*** Exercise input ***

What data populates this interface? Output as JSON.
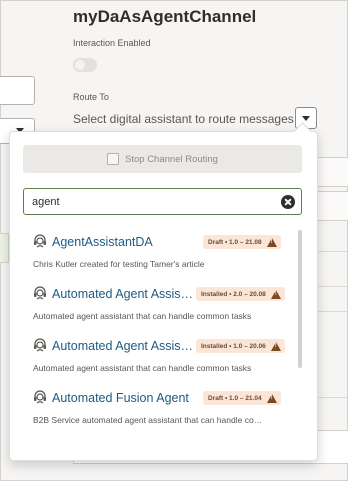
{
  "header": {
    "title": "myDaAsAgentChannel",
    "interaction_label": "Interaction Enabled",
    "route_label": "Route To",
    "route_placeholder": "Select digital assistant to route messages to"
  },
  "popup": {
    "stop_routing_label": "Stop Channel Routing",
    "search_value": "agent",
    "items": [
      {
        "name": "AgentAssistantDA",
        "badge": "Draft • 1.0 – 21.08",
        "description": "Chris Kutler created for testing Tamer's article"
      },
      {
        "name": "Automated Agent Assis…",
        "badge": "Installed • 2.0 – 20.08",
        "description": "Automated agent assistant that can handle common tasks"
      },
      {
        "name": "Automated Agent Assis…",
        "badge": "Installed • 1.0 – 20.06",
        "description": "Automated agent assistant that can handle common tasks"
      },
      {
        "name": "Automated Fusion Agent …",
        "badge": "Draft • 1.0 – 21.04",
        "description": "B2B Service automated agent assistant that can handle co…"
      }
    ]
  },
  "icons": {
    "item_icon": "assistant-headset-icon",
    "badge_icon": "warning-triangle-icon",
    "clear_icon": "clear-circle-icon"
  },
  "colors": {
    "link": "#1d5b83",
    "badge_bg": "#fbe5d6",
    "warning": "#7a4a22",
    "search_border": "#5f7d4f"
  }
}
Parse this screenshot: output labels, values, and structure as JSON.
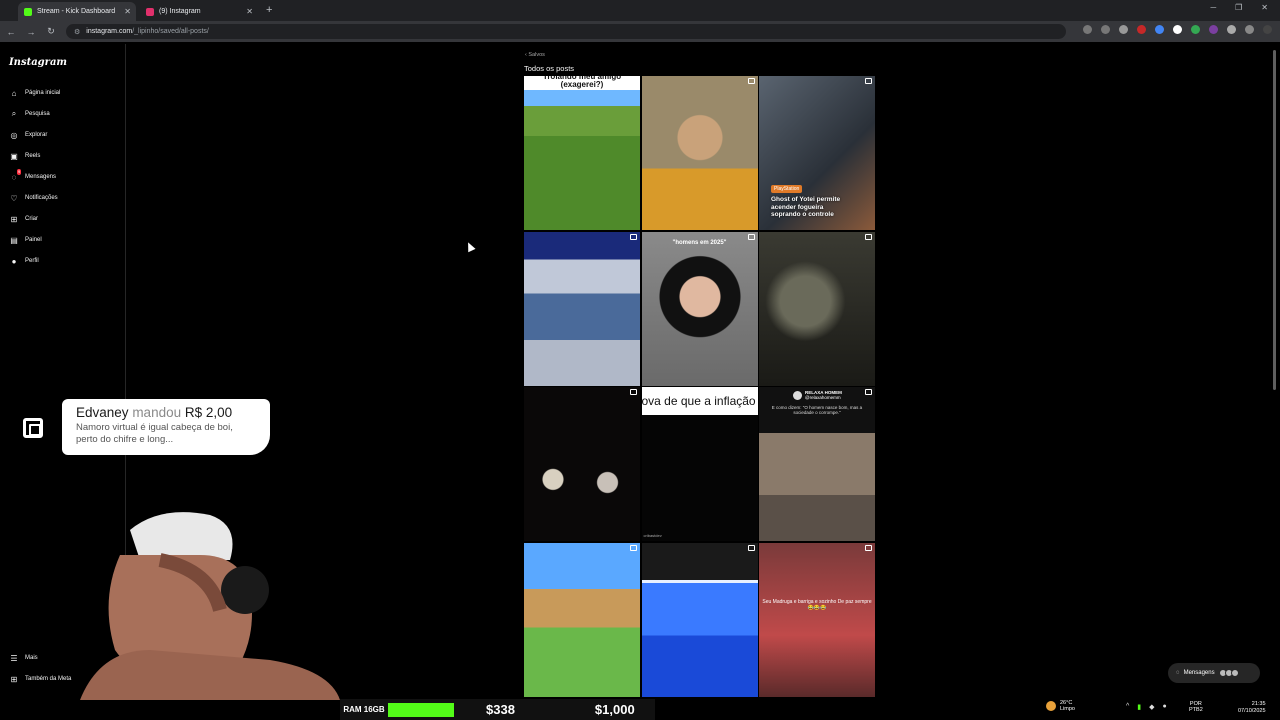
{
  "browser": {
    "tabs": [
      {
        "label": "Stream - Kick Dashboard",
        "favicon_color": "#53fc18",
        "active": true
      },
      {
        "label": "(9) Instagram",
        "favicon_color": "#e1306c",
        "active": false
      }
    ],
    "new_tab": "+",
    "url_host": "instagram.com",
    "url_path": "/_lipinho/saved/all-posts/"
  },
  "instagram": {
    "logo": "Instagram",
    "nav": [
      {
        "label": "Página inicial",
        "icon": "home-icon",
        "glyph": "⌂"
      },
      {
        "label": "Pesquisa",
        "icon": "search-icon",
        "glyph": "⌕"
      },
      {
        "label": "Explorar",
        "icon": "compass-icon",
        "glyph": "◎"
      },
      {
        "label": "Reels",
        "icon": "reels-icon",
        "glyph": "▣"
      },
      {
        "label": "Mensagens",
        "icon": "messenger-icon",
        "glyph": "◌",
        "badge": "9"
      },
      {
        "label": "Notificações",
        "icon": "heart-icon",
        "glyph": "♡"
      },
      {
        "label": "Criar",
        "icon": "create-icon",
        "glyph": "⊞"
      },
      {
        "label": "Painel",
        "icon": "dashboard-icon",
        "glyph": "▤"
      },
      {
        "label": "Perfil",
        "icon": "profile-icon",
        "glyph": "●"
      }
    ],
    "more": "Mais",
    "meta": "Também da Meta",
    "breadcrumb": "Salvos",
    "section_title": "Todos os posts",
    "posts": {
      "p1_caption": "Trolando meu amigo (exagerei?)",
      "p3_tag": "PlayStation",
      "p3_text": "Ghost of Yotei permite acender fogueira soprando o controle",
      "p5_caption": "\"homens em 2025\"",
      "p8_strip": "ova de que a inflação e",
      "p8_handle": "cribastdev",
      "p9_account": "RELAXA HOMEM",
      "p9_handle": "@relaxahomemm",
      "p9_tweet": "E como dizem: \"O homem nasce bom, mas a sociedade o corrompe.\"",
      "p12_caption": "Seu Madruga e barriga e sozinho De paz sempre 😂😂😂"
    },
    "messages_pill": "Mensagens",
    "messages_badge": "9"
  },
  "stream": {
    "donor": "Edvaney",
    "verb": "mandou",
    "amount": "R$ 2,00",
    "message": "Namoro virtual é igual cabeça de boi, perto do chifre e long...",
    "ram_label": "RAM 16GB",
    "goal1": "$338",
    "goal2": "$1,000"
  },
  "taskbar": {
    "temp": "26°C",
    "weather": "Limpo",
    "lang1": "POR",
    "lang2": "PTB2",
    "time": "21:35",
    "date": "07/10/2025"
  }
}
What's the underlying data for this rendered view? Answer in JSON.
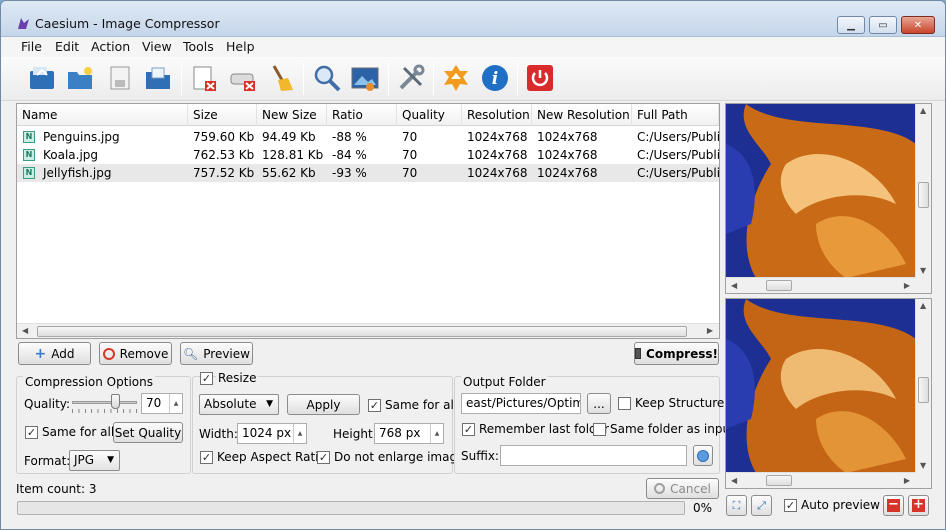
{
  "window": {
    "title": "Caesium - Image Compressor"
  },
  "menu": [
    "File",
    "Edit",
    "Action",
    "View",
    "Tools",
    "Help"
  ],
  "toolbar_icons": [
    "open-files-icon",
    "open-folder-icon",
    "save-icon",
    "export-icon",
    "remove-item-icon",
    "clear-list-icon",
    "broom-icon",
    "search-icon",
    "compare-image-icon",
    "settings-tools-icon",
    "update-icon",
    "info-icon",
    "power-icon"
  ],
  "table": {
    "columns": [
      "Name",
      "Size",
      "New Size",
      "Ratio",
      "Quality",
      "Resolution",
      "New Resolution",
      "Full Path"
    ],
    "rows": [
      {
        "name": "Penguins.jpg",
        "size": "759.60 Kb",
        "new_size": "94.49 Kb",
        "ratio": "-88 %",
        "quality": "70",
        "resolution": "1024x768",
        "new_resolution": "1024x768",
        "path": "C:/Users/Public"
      },
      {
        "name": "Koala.jpg",
        "size": "762.53 Kb",
        "new_size": "128.81 Kb",
        "ratio": "-84 %",
        "quality": "70",
        "resolution": "1024x768",
        "new_resolution": "1024x768",
        "path": "C:/Users/Public"
      },
      {
        "name": "Jellyfish.jpg",
        "size": "757.52 Kb",
        "new_size": "55.62 Kb",
        "ratio": "-93 %",
        "quality": "70",
        "resolution": "1024x768",
        "new_resolution": "1024x768",
        "path": "C:/Users/Public"
      }
    ]
  },
  "buttons": {
    "add": "Add",
    "remove": "Remove",
    "preview": "Preview",
    "compress": "Compress!",
    "apply": "Apply",
    "set_quality": "Set Quality",
    "cancel": "Cancel",
    "browse": "..."
  },
  "compression": {
    "title": "Compression Options",
    "quality_label": "Quality:",
    "quality_value": "70",
    "quality_fraction": 0.7,
    "same_for_all": "Same for all",
    "format_label": "Format:",
    "format_value": "JPG"
  },
  "resize": {
    "title": "Resize",
    "mode": "Absolute",
    "same_for_all": "Same for all",
    "width_label": "Width:",
    "width_value": "1024 px",
    "height_label": "Height:",
    "height_value": "768 px",
    "keep_aspect": "Keep Aspect Ratio",
    "no_enlarge": "Do not enlarge images"
  },
  "output": {
    "title": "Output Folder",
    "path": "east/Pictures/Optimised",
    "keep_structure": "Keep Structure",
    "remember": "Remember last folder",
    "same_folder": "Same folder as input",
    "suffix_label": "Suffix:",
    "suffix_value": ""
  },
  "status": {
    "item_count": "Item count: 3",
    "progress_text": "0%",
    "progress": 0
  },
  "preview": {
    "auto_preview": "Auto preview"
  }
}
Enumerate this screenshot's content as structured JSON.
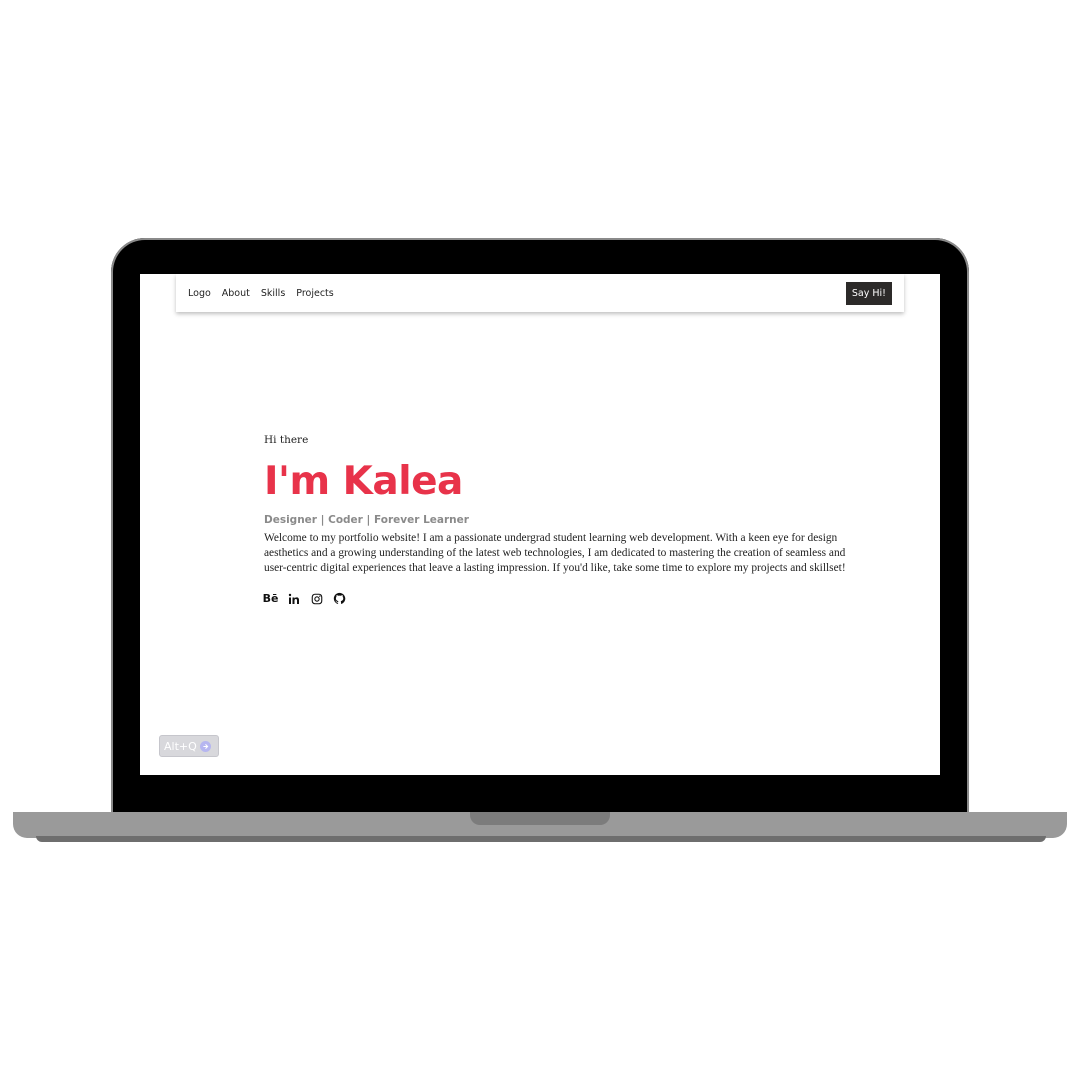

***

What is expected
Show each line holding the word "description".

Exercise output
        "description": "Chris Kutler created for testing Tamer's article"
        "description": "Automated agent assistant that can handle common tasks"
        "description": "Automated agent assistant that can handle common tasks"
        "description": "B2B Service automated agent assistant that can handle co…"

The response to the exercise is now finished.